Saved data entries:
:::
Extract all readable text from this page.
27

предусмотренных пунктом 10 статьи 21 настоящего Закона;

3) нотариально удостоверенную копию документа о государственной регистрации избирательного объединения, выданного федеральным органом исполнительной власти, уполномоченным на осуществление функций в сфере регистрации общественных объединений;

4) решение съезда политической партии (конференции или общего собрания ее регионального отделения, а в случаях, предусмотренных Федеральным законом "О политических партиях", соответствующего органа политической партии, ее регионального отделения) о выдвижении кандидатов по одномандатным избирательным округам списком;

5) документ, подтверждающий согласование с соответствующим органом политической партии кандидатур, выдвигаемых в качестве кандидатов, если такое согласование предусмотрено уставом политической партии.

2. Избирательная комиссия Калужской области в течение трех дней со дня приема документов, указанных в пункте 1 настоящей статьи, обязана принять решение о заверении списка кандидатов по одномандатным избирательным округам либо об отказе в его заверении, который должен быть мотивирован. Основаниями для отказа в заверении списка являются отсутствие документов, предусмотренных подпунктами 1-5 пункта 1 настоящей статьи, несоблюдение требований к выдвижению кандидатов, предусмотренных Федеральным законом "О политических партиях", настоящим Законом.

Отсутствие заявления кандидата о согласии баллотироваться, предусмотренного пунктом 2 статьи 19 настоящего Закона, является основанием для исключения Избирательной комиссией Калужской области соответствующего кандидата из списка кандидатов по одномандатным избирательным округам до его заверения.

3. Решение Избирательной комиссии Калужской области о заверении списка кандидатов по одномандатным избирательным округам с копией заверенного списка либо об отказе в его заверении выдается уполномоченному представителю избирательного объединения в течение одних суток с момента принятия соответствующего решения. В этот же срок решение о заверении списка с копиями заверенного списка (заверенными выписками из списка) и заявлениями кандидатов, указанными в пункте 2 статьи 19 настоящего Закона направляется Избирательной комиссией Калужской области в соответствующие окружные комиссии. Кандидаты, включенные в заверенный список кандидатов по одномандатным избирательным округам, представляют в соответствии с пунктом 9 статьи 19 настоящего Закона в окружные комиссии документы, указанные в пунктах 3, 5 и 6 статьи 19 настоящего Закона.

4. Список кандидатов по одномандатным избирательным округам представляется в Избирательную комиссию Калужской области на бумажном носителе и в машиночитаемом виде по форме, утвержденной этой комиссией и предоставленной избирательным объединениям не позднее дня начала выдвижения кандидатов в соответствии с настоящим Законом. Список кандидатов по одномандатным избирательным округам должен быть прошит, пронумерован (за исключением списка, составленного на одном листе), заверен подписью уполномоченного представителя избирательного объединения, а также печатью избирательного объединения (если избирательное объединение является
:::
### Directive
Using the data above, reproduce every line exactly.

### Full answer
Extract all readable text from this page.
27

предусмотренных пунктом 10 статьи 21 настоящего Закона;

3) нотариально удостоверенную копию документа о государственной регистрации избирательного объединения, выданного федеральным органом исполнительной власти, уполномоченным на осуществление функций в сфере регистрации общественных объединений;

4) решение съезда политической партии (конференции или общего собрания ее регионального отделения, а в случаях, предусмотренных Федеральным законом "О политических партиях", соответствующего органа политической партии, ее регионального отделения) о выдвижении кандидатов по одномандатным избирательным округам списком;

5) документ, подтверждающий согласование с соответствующим органом политической партии кандидатур, выдвигаемых в качестве кандидатов, если такое согласование предусмотрено уставом политической партии.

2. Избирательная комиссия Калужской области в течение трех дней со дня приема документов, указанных в пункте 1 настоящей статьи, обязана принять решение о заверении списка кандидатов по одномандатным избирательным округам либо об отказе в его заверении, который должен быть мотивирован. Основаниями для отказа в заверении списка являются отсутствие документов, предусмотренных подпунктами 1-5 пункта 1 настоящей статьи, несоблюдение требований к выдвижению кандидатов, предусмотренных Федеральным законом "О политических партиях", настоящим Законом.

Отсутствие заявления кандидата о согласии баллотироваться, предусмотренного пунктом 2 статьи 19 настоящего Закона, является основанием для исключения Избирательной комиссией Калужской области соответствующего кандидата из списка кандидатов по одномандатным избирательным округам до его заверения.

3. Решение Избирательной комиссии Калужской области о заверении списка кандидатов по одномандатным избирательным округам с копией заверенного списка либо об отказе в его заверении выдается уполномоченному представителю избирательного объединения в течение одних суток с момента принятия соответствующего решения. В этот же срок решение о заверении списка с копиями заверенного списка (заверенными выписками из списка) и заявлениями кандидатов, указанными в пункте 2 статьи 19 настоящего Закона направляется Избирательной комиссией Калужской области в соответствующие окружные комиссии. Кандидаты, включенные в заверенный список кандидатов по одномандатным избирательным округам, представляют в соответствии с пунктом 9 статьи 19 настоящего Закона в окружные комиссии документы, указанные в пунктах 3, 5 и 6 статьи 19 настоящего Закона.

4. Список кандидатов по одномандатным избирательным округам представляется в Избирательную комиссию Калужской области на бумажном носителе и в машиночитаемом виде по форме, утвержденной этой комиссией и предоставленной избирательным объединениям не позднее дня начала выдвижения кандидатов в соответствии с настоящим Законом. Список кандидатов по одномандатным избирательным округам должен быть прошит, пронумерован (за исключением списка, составленного на одном листе), заверен подписью уполномоченного представителя избирательного объединения, а также печатью избирательного объединения (если избирательное объединение является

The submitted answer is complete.